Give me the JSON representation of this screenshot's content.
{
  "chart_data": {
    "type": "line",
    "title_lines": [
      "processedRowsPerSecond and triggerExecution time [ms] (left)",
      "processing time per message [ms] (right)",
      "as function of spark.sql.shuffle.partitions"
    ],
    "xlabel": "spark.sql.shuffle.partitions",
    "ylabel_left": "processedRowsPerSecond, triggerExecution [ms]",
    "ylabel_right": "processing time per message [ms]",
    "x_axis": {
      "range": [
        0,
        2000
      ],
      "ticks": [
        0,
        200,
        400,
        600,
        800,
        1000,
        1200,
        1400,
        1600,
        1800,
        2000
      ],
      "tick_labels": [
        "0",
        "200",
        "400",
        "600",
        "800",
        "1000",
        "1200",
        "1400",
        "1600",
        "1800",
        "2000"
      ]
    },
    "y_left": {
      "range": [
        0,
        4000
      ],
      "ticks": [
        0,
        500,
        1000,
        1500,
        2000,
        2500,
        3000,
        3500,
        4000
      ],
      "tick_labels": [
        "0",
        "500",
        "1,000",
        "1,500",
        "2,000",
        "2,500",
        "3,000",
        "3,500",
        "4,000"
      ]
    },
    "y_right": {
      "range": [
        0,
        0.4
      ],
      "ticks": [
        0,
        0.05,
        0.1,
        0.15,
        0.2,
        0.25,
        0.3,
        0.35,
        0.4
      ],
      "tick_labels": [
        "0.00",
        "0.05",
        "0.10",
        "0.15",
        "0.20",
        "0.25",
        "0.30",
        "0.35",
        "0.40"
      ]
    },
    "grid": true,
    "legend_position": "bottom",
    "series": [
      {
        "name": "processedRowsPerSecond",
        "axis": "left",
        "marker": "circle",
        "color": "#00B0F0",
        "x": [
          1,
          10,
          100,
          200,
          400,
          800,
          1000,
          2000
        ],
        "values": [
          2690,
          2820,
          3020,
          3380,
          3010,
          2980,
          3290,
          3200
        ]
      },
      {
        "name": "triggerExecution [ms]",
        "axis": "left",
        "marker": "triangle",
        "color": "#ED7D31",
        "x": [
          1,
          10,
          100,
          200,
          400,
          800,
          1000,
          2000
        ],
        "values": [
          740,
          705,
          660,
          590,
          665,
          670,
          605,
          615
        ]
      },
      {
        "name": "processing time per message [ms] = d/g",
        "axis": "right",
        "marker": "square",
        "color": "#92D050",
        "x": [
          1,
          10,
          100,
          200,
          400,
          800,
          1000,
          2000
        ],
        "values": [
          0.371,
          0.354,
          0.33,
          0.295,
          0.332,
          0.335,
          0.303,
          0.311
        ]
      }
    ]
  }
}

Given task: Each line that has the word "spark" should be copied.

Correct response:
      "as function of spark.sql.shuffle.partitions"
    "xlabel": "spark.sql.shuffle.partitions",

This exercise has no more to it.